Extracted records
== == ==

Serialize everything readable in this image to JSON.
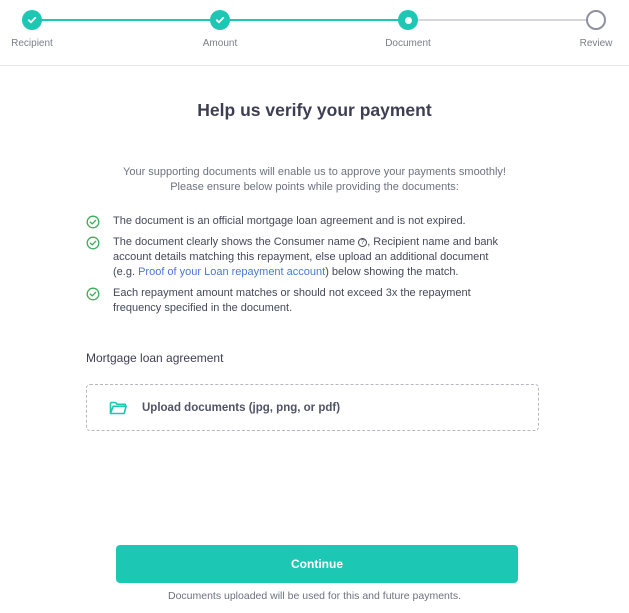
{
  "stepper": {
    "steps": [
      {
        "label": "Recipient",
        "state": "done"
      },
      {
        "label": "Amount",
        "state": "done"
      },
      {
        "label": "Document",
        "state": "current"
      },
      {
        "label": "Review",
        "state": "todo"
      }
    ]
  },
  "page": {
    "title": "Help us verify your payment",
    "intro_line1": "Your supporting documents will enable us to approve your payments smoothly!",
    "intro_line2": "Please ensure below points while providing the documents:"
  },
  "points": {
    "p1": "The document is an official mortgage loan agreement and is not expired.",
    "p2_before": "The document clearly shows the Consumer name",
    "p2_after_icon": ", Recipient name and bank account details matching this repayment, else upload an additional document (e.g. ",
    "p2_link": "Proof of your Loan repayment account",
    "p2_end": ") below showing the match.",
    "p3": "Each repayment amount matches or should not exceed 3x the repayment frequency specified in the document."
  },
  "upload_section": {
    "label": "Mortgage loan agreement",
    "button_text": "Upload documents (jpg, png, or pdf)"
  },
  "footer": {
    "continue_label": "Continue",
    "note": "Documents uploaded will be used for this and future payments."
  },
  "icons": {
    "step_done": "check-icon",
    "check": "check-circle-icon",
    "help": "question-circle-icon",
    "upload": "folder-icon"
  },
  "colors": {
    "accent": "#1cc8b4",
    "link": "#4a78d6",
    "check": "#3fae5a"
  }
}
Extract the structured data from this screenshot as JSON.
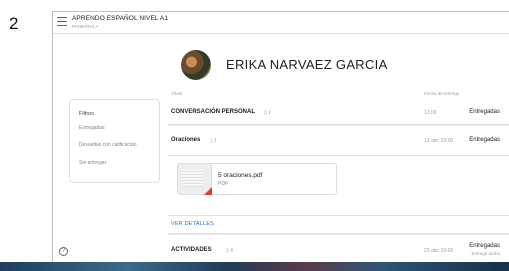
{
  "page_number": "2",
  "header": {
    "class_title": "APRENDO ESPAÑOL NIVEL A1",
    "class_subtitle": "PRIMARIO A"
  },
  "student": {
    "name": "ERIKA NARVAEZ GARCIA"
  },
  "columns": {
    "title": "Título",
    "due_date": "Fecha de entrega"
  },
  "filters": {
    "title": "Filtros",
    "items": [
      "Entregadas",
      "Devueltas con calificación",
      "Sin entregar"
    ]
  },
  "assignments": [
    {
      "title": "CONVERSACIÓN PERSONAL",
      "count": "1",
      "date": "13:00",
      "status": "Entregadas",
      "status_sub": ""
    },
    {
      "title": "Oraciones",
      "count": "1",
      "date": "13 abr. 10:00",
      "status": "Entregadas",
      "status_sub": ""
    },
    {
      "title": "ACTIVIDADES",
      "count": "4",
      "date": "23 abr. 10:00",
      "status": "Entregadas",
      "status_sub": "Entrega tardía"
    }
  ],
  "attachment": {
    "file_name": "5 oraciones.pdf",
    "file_type": "PDF"
  },
  "details_link": "VER DETALLES",
  "help_icon_label": "?",
  "icons": [
    "menu-icon",
    "people-icon",
    "help-icon",
    "pdf-icon"
  ],
  "colors": {
    "link": "#1a73e8",
    "pdf_red": "#e53935"
  }
}
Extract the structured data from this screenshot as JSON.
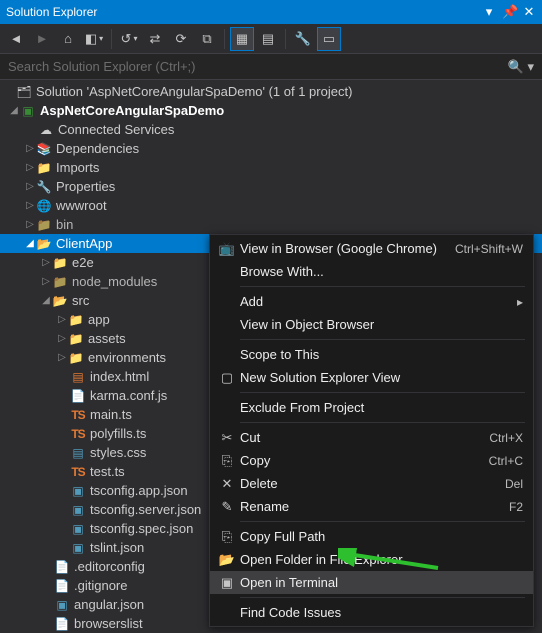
{
  "window": {
    "title": "Solution Explorer"
  },
  "search": {
    "placeholder": "Search Solution Explorer (Ctrl+;)"
  },
  "tree": {
    "solution": "Solution 'AspNetCoreAngularSpaDemo' (1 of 1 project)",
    "project": "AspNetCoreAngularSpaDemo",
    "connected_services": "Connected Services",
    "dependencies": "Dependencies",
    "imports": "Imports",
    "properties": "Properties",
    "wwwroot": "wwwroot",
    "bin": "bin",
    "clientapp": "ClientApp",
    "e2e": "e2e",
    "node_modules": "node_modules",
    "src": "src",
    "app": "app",
    "assets": "assets",
    "environments": "environments",
    "index_html": "index.html",
    "karma": "karma.conf.js",
    "main_ts": "main.ts",
    "polyfills": "polyfills.ts",
    "styles": "styles.css",
    "test_ts": "test.ts",
    "tsconfig_app": "tsconfig.app.json",
    "tsconfig_server": "tsconfig.server.json",
    "tsconfig_spec": "tsconfig.spec.json",
    "tslint": "tslint.json",
    "editorconfig": ".editorconfig",
    "gitignore": ".gitignore",
    "angular_json": "angular.json",
    "browserslist": "browserslist"
  },
  "menu": {
    "view_in_browser": "View in Browser (Google Chrome)",
    "view_in_browser_kbd": "Ctrl+Shift+W",
    "browse_with": "Browse With...",
    "add": "Add",
    "view_in_object_browser": "View in Object Browser",
    "scope": "Scope to This",
    "new_explorer": "New Solution Explorer View",
    "exclude": "Exclude From Project",
    "cut": "Cut",
    "cut_kbd": "Ctrl+X",
    "copy": "Copy",
    "copy_kbd": "Ctrl+C",
    "delete": "Delete",
    "delete_kbd": "Del",
    "rename": "Rename",
    "rename_kbd": "F2",
    "copy_full_path": "Copy Full Path",
    "open_folder": "Open Folder in File Explorer",
    "open_terminal": "Open in Terminal",
    "find_code": "Find Code Issues"
  }
}
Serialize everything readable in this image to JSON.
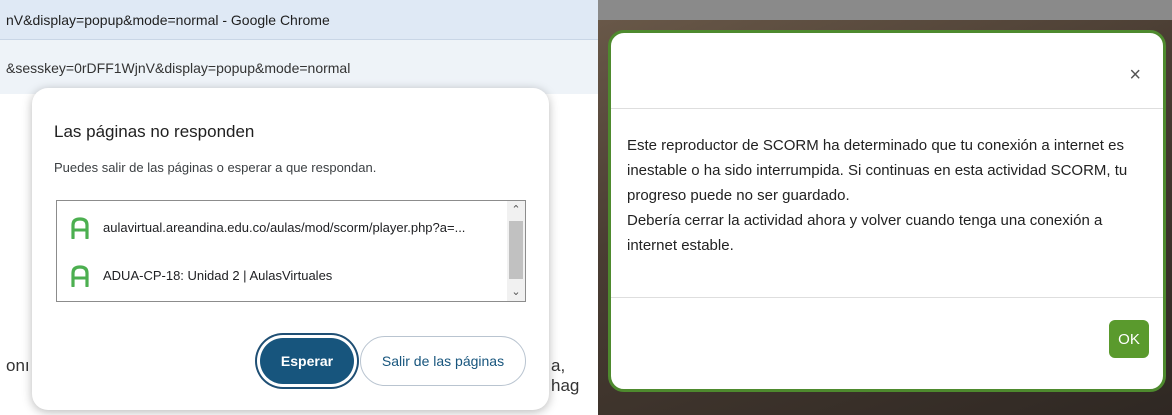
{
  "chrome": {
    "title_bar": "nV&display=popup&mode=normal - Google Chrome",
    "url_fragment": "&sesskey=0rDFF1WjnV&display=popup&mode=normal",
    "background_text_left": "onı",
    "background_text_right": "a, hag"
  },
  "unresponsive_dialog": {
    "title": "Las páginas no responden",
    "message": "Puedes salir de las páginas o esperar a que respondan.",
    "pages": [
      {
        "label": "aulavirtual.areandina.edu.co/aulas/mod/scorm/player.php?a=...",
        "icon": "areandina-favicon-icon"
      },
      {
        "label": "ADUA-CP-18: Unidad 2 | AulasVirtuales",
        "icon": "areandina-favicon-icon"
      }
    ],
    "wait_button": "Esperar",
    "leave_button": "Salir de las páginas"
  },
  "scorm_modal": {
    "close_label": "×",
    "body_paragraph_1": "Este reproductor de SCORM ha determinado que tu conexión a internet es inestable o ha sido interrumpida. Si continuas en esta actividad SCORM, tu progreso puede no ser guardado.",
    "body_paragraph_2": "Debería cerrar la actividad ahora y volver cuando tenga una conexión a internet estable.",
    "ok_button": "OK"
  },
  "colors": {
    "wait_button_bg": "#17557d",
    "modal_border": "#4e8a2e",
    "ok_button_bg": "#5a9a2d",
    "favicon": "#4caf50"
  }
}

== == ==

Where a line holds "Solution", copy that line.

    "title": "Solution Explorer"
    "placeholder": "Search Solution Explorer (Ctrl+;)"
    "solution": "Solution 'AspNetCoreAngularSpaDemo' (1 of 1 project)",
    "new_explorer": "New Solution Explorer View",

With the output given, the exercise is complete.